▶ BRIEF: Only lines with the word "Relative" are needed; collect each of them from the listing below.

▶ EXTRACTED RECORDS:
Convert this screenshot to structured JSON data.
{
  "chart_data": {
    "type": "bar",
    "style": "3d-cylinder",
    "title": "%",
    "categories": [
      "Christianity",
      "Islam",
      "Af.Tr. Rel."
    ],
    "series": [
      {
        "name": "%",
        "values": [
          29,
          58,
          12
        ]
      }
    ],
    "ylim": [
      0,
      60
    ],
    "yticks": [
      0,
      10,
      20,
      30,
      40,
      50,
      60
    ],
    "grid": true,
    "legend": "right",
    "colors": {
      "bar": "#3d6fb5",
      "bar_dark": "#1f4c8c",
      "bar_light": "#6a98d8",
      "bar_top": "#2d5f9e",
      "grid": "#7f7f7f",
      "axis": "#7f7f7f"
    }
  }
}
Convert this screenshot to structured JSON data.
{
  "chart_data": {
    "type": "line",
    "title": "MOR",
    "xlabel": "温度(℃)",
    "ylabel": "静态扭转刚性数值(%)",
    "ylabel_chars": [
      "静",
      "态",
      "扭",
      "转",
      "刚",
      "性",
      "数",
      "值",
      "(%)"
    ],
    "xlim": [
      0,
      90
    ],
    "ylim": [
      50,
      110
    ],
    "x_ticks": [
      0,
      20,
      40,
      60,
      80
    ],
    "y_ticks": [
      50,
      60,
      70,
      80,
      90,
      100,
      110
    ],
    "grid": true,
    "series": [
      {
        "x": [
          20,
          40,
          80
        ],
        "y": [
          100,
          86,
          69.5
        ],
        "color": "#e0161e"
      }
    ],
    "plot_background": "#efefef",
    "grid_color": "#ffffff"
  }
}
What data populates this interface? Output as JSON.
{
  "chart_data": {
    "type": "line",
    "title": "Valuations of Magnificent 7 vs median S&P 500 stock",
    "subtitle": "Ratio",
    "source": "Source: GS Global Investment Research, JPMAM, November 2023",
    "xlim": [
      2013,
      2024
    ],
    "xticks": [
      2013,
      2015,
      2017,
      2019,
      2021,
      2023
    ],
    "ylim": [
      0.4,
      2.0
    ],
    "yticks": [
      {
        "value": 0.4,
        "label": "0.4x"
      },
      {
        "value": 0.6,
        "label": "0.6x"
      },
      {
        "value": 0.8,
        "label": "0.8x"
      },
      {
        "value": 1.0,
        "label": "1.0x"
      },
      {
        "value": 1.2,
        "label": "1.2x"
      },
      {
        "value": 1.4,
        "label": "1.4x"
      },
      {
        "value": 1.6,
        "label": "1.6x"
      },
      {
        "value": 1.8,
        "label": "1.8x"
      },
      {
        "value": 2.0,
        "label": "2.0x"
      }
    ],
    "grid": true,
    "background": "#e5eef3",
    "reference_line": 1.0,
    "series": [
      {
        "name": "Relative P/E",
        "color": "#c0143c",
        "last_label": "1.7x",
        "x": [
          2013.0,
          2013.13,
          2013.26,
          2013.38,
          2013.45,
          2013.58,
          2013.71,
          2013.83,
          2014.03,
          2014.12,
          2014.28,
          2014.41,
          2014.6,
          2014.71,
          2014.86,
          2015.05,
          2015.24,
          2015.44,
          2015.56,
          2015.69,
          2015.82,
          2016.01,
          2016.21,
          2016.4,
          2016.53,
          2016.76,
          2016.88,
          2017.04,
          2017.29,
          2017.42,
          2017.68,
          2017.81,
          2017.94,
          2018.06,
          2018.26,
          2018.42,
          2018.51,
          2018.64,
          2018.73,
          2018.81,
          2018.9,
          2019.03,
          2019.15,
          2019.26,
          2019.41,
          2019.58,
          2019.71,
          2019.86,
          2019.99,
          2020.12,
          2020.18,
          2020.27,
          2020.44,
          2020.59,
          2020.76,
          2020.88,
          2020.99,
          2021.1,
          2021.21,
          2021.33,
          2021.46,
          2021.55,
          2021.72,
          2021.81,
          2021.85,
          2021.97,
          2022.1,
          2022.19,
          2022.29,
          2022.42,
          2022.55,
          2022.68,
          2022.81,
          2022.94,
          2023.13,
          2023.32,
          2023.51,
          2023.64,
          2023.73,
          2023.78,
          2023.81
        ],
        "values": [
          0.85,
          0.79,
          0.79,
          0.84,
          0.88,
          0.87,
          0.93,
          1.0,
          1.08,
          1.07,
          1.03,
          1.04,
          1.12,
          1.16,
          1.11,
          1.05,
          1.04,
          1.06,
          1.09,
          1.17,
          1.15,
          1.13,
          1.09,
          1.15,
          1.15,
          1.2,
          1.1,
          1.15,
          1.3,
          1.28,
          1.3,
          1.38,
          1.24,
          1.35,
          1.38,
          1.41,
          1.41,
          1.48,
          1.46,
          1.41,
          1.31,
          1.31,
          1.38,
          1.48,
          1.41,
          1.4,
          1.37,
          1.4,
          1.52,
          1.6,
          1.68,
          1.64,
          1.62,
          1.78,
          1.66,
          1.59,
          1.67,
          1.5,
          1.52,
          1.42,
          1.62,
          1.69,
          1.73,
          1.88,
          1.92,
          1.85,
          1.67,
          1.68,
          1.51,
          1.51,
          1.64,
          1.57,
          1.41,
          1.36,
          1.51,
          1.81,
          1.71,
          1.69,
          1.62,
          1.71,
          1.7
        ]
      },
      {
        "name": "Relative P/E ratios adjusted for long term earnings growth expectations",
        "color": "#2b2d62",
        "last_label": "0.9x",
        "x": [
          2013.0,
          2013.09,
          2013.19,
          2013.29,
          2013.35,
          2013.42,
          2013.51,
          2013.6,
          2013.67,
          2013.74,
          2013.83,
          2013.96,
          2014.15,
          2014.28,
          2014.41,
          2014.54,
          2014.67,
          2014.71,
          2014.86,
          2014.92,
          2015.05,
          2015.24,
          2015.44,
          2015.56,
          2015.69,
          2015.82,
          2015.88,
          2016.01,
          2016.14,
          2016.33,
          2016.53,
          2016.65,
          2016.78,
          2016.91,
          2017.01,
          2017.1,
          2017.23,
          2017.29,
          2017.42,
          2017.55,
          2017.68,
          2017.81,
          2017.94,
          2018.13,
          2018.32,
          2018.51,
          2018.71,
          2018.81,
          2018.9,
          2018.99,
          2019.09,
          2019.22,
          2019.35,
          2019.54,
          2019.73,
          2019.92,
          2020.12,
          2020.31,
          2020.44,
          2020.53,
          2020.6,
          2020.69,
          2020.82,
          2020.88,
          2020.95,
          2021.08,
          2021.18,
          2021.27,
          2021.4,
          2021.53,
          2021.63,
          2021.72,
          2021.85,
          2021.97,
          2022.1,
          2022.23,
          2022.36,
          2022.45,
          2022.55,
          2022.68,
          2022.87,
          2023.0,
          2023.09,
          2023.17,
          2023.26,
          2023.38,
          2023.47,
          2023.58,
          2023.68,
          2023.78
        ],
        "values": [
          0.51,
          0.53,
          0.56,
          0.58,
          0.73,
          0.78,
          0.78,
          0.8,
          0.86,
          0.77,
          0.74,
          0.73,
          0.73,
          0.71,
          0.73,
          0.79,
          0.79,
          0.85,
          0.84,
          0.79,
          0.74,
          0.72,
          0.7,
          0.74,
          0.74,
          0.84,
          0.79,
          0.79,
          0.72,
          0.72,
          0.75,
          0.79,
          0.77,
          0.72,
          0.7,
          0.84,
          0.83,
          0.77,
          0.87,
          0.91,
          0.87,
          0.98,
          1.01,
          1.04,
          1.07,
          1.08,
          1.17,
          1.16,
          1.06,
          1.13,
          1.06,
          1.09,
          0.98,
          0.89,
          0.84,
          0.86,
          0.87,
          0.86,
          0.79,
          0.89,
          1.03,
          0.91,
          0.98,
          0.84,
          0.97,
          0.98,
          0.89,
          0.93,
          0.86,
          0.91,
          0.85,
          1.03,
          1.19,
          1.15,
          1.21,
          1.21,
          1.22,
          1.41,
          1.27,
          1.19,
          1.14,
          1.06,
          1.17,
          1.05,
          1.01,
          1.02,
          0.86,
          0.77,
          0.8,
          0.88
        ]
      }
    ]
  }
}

▶ THE SOLUTION:
        "name": "Relative P/E",
        "name": "Relative P/E ratios adjusted for long term earnings growth expectations",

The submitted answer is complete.